[Dataset excerpt]
◆ ◆ ◆ ◆ ◆ ◆ ◆

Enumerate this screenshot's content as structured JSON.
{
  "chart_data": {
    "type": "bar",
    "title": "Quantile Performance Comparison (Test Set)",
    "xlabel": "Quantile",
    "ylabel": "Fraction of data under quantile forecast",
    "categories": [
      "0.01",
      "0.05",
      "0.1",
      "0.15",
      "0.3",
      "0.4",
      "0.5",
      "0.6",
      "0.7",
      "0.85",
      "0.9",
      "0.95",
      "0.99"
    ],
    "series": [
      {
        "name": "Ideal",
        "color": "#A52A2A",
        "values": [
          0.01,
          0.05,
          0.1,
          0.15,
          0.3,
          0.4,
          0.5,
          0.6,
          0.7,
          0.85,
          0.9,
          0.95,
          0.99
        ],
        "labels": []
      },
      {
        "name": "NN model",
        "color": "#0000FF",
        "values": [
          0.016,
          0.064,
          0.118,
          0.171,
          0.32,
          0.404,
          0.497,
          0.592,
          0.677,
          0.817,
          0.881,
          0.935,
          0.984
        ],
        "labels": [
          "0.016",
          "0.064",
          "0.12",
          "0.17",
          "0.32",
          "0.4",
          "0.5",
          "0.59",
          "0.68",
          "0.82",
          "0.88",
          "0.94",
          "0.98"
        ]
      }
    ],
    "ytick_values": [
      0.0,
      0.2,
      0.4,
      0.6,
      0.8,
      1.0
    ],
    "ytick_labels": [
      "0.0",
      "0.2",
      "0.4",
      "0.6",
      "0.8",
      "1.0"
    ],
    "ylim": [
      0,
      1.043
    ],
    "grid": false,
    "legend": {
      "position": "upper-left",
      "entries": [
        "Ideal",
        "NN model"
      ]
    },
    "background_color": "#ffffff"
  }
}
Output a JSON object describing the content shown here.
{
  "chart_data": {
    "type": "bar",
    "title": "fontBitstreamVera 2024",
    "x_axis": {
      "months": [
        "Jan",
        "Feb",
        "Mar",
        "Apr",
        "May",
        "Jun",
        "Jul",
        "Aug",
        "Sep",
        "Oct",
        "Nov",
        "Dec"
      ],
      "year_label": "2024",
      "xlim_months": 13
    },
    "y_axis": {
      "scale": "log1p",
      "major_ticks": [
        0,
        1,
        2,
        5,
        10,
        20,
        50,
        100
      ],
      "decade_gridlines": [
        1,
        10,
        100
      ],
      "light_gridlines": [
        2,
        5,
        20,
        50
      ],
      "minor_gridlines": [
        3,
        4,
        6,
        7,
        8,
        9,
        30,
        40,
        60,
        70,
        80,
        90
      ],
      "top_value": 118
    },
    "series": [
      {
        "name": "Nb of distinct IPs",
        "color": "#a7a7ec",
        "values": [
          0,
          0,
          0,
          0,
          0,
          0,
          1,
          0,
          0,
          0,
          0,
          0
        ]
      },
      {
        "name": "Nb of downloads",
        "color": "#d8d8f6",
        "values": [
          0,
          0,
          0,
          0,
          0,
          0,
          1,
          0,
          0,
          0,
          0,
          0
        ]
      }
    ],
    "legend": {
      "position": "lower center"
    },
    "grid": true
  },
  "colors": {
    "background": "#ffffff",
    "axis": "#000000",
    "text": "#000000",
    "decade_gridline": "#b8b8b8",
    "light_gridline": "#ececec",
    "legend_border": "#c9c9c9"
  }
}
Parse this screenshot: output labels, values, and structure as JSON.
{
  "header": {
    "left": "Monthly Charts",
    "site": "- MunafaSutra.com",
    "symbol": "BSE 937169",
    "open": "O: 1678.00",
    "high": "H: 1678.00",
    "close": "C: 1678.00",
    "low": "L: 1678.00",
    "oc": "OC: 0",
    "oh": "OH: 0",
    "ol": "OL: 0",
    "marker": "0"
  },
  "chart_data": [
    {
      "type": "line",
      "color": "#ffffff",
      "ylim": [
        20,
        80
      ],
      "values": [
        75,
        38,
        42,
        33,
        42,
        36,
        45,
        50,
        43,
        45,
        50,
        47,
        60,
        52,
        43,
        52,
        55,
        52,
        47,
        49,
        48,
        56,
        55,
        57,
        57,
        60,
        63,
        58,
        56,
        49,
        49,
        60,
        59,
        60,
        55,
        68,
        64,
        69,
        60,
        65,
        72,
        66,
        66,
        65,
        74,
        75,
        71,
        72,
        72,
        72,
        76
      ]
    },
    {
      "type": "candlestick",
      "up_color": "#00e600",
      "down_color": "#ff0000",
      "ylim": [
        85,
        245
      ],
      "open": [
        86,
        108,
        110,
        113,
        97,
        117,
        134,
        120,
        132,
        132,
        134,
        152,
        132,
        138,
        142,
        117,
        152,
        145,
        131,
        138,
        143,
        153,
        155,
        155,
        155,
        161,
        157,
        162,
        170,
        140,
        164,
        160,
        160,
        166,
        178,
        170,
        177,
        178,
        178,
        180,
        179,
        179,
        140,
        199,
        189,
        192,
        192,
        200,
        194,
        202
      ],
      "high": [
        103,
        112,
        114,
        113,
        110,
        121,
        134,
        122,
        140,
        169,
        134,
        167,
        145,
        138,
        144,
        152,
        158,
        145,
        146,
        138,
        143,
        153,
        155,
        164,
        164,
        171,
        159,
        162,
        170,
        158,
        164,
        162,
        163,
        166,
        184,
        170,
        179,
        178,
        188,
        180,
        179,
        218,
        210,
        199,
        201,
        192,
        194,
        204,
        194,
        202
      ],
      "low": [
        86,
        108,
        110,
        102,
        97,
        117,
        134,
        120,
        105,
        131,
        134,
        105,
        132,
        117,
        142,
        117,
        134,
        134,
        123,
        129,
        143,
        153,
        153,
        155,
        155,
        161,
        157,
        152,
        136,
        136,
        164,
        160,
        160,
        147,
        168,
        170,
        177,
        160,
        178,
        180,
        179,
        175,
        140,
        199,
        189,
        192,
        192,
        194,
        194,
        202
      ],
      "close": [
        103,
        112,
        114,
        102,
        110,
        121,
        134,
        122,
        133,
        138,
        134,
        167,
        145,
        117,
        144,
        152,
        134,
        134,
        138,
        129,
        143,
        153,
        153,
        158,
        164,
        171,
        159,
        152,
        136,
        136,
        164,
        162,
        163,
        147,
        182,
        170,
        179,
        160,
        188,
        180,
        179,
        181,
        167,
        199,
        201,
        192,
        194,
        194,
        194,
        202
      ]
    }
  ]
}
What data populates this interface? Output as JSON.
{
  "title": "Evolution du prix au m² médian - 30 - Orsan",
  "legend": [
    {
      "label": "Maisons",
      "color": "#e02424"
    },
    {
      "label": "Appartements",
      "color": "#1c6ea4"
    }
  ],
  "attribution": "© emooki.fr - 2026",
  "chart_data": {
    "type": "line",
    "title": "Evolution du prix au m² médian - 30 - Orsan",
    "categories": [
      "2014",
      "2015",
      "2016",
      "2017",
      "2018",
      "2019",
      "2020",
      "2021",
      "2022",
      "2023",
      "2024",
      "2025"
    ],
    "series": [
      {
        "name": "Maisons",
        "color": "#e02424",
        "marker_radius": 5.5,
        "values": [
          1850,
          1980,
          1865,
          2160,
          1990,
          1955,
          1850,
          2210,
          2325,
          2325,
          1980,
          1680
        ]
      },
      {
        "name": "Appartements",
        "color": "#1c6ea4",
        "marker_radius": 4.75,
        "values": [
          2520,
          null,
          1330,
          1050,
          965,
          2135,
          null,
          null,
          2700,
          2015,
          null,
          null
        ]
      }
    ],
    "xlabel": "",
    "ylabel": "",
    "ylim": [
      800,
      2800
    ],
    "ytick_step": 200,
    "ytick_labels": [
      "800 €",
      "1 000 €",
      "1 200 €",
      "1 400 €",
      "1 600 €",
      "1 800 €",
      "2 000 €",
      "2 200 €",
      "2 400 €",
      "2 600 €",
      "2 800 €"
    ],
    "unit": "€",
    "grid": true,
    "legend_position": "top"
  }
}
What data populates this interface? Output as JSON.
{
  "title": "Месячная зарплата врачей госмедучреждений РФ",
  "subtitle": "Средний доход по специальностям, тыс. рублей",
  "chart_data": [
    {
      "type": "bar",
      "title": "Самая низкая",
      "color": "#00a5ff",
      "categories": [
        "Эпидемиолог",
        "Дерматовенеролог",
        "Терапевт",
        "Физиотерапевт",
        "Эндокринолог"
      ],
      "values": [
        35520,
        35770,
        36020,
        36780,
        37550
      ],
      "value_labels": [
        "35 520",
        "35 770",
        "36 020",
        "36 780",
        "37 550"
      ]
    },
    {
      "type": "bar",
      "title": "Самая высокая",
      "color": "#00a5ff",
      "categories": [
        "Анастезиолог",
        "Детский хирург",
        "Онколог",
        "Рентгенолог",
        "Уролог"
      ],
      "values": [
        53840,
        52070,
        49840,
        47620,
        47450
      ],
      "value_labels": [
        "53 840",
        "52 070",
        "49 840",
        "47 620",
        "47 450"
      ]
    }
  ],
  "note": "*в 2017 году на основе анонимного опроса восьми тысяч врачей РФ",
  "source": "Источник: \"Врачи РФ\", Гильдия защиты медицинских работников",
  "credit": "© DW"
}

◆ ◆ ◆ ◆ ◆ ◆ ◆

## Problem requirements
Copy out every line in the listing where the word "prix" appears.

## Solution for this exercise
  "title": "Evolution du prix au m² médian - 30 - Orsan",
    "title": "Evolution du prix au m² médian - 30 - Orsan",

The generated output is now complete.